* Begin ENTRIES PROVIDED *

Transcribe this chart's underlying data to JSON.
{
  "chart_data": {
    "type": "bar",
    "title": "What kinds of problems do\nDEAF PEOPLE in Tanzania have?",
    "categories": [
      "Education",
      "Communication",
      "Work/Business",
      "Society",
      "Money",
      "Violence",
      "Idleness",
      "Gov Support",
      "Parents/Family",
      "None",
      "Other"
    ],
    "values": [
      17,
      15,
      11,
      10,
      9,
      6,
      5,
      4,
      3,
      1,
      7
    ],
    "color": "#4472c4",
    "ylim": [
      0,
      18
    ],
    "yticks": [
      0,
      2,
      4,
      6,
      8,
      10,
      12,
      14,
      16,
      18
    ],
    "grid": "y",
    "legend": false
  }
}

* End ENTRIES PROVIDED *
* Begin ENTRIES PROVIDED *

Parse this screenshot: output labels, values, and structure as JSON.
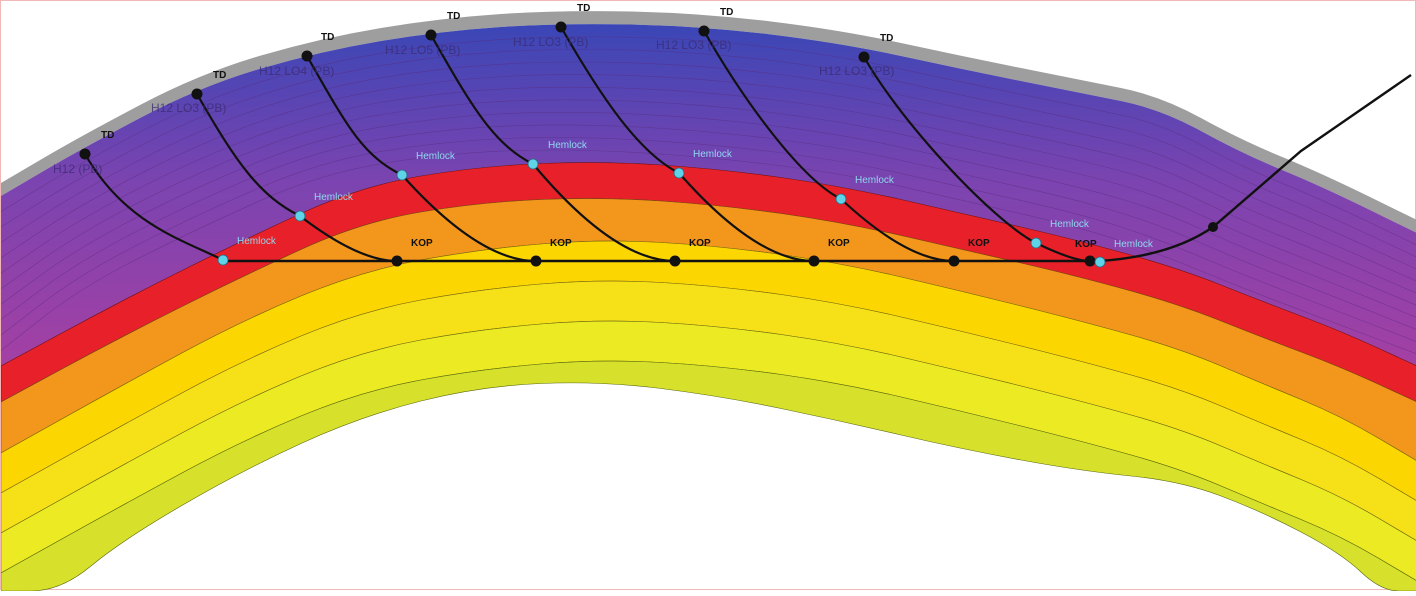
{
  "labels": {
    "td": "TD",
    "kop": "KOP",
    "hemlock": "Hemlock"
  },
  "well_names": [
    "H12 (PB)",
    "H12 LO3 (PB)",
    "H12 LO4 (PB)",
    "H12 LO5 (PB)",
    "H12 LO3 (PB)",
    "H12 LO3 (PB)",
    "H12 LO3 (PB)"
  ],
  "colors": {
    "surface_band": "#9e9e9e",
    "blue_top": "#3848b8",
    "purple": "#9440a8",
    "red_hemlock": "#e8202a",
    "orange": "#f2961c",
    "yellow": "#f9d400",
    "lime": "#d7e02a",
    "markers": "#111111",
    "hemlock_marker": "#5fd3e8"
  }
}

* End ENTRIES PROVIDED *

◆ **OBJECTIVE**
Find the word "labels" in the entries above and gather every line that holds it.

◆ **THE RESPONSE**
Parse this screenshot: output labels, values, and structure as JSON.
  "labels": {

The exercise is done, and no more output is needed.